== The request ==
Output an exact reproduction of the data.
Start of Material
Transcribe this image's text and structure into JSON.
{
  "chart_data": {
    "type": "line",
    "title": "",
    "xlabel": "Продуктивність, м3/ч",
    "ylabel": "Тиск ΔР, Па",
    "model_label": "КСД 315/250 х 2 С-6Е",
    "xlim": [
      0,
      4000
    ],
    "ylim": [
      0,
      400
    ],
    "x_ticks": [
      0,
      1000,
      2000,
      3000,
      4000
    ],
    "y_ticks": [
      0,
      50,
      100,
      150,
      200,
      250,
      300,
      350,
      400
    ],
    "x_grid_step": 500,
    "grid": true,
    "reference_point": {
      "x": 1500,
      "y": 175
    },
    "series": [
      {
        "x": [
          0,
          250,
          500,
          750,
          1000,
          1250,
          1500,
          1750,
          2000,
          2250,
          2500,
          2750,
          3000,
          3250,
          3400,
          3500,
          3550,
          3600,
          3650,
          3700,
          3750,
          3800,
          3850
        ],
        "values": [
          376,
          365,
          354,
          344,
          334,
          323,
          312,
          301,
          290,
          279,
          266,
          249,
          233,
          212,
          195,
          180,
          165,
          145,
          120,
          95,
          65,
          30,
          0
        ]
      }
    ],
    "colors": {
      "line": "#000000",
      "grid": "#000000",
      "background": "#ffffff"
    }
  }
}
End of Material
== In response ==
Transcribe this image's text and structure into JSON.
{
  "chart_data": {
    "type": "line",
    "title": "",
    "xlabel": "Продуктивність, м3/ч",
    "ylabel": "Тиск ΔР, Па",
    "model_label": "КСД 315/250 х 2 С-6Е",
    "xlim": [
      0,
      4000
    ],
    "ylim": [
      0,
      400
    ],
    "x_ticks": [
      0,
      1000,
      2000,
      3000,
      4000
    ],
    "y_ticks": [
      0,
      50,
      100,
      150,
      200,
      250,
      300,
      350,
      400
    ],
    "x_grid_step": 500,
    "grid": true,
    "reference_point": {
      "x": 1500,
      "y": 175
    },
    "series": [
      {
        "x": [
          0,
          250,
          500,
          750,
          1000,
          1250,
          1500,
          1750,
          2000,
          2250,
          2500,
          2750,
          3000,
          3250,
          3400,
          3500,
          3550,
          3600,
          3650,
          3700,
          3750,
          3800,
          3850
        ],
        "values": [
          376,
          365,
          354,
          344,
          334,
          323,
          312,
          301,
          290,
          279,
          266,
          249,
          233,
          212,
          195,
          180,
          165,
          145,
          120,
          95,
          65,
          30,
          0
        ]
      }
    ],
    "colors": {
      "line": "#000000",
      "grid": "#000000",
      "background": "#ffffff"
    }
  }
}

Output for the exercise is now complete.